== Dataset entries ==
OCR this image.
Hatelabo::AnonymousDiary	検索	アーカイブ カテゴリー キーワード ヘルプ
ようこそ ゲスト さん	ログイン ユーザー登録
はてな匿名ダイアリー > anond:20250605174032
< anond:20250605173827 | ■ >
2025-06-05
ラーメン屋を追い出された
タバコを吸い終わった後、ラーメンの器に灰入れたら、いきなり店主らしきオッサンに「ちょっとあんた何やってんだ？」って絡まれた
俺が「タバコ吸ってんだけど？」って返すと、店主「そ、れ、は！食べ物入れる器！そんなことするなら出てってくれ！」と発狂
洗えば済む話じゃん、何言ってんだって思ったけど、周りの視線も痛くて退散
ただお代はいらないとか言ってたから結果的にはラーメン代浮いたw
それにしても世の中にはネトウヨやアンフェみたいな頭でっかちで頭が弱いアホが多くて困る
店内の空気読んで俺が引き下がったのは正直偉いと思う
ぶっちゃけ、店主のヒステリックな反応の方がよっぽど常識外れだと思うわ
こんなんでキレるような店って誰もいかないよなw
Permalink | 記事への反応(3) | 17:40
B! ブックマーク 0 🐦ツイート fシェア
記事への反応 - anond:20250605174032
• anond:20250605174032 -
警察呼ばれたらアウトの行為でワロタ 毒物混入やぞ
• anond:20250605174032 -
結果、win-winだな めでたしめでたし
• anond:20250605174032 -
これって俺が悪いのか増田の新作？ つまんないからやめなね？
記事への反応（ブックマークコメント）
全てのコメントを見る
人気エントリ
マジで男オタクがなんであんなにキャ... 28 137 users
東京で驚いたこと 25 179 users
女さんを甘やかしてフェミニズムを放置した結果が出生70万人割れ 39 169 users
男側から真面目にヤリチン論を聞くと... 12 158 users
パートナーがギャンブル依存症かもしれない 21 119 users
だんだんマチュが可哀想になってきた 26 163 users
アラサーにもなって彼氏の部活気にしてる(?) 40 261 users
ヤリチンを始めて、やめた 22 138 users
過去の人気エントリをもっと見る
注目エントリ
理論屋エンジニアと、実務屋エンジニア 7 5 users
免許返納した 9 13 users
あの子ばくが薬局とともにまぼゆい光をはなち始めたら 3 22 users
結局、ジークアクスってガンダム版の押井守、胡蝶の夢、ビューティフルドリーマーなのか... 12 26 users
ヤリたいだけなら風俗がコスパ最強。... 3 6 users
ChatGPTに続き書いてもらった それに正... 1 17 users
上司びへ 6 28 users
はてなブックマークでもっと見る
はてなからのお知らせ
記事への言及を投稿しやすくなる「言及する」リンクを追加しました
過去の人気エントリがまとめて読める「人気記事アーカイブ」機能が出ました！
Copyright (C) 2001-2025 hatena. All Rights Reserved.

== TASK INSTRUCTIONS ==
Search the listing for the string "記事への反応". Copy each line where it turns up.

== SOLUTION ==
Permalink | 記事への反応(3) | 17:40
記事への反応 - anond:20250605174032
記事への反応（ブックマークコメント）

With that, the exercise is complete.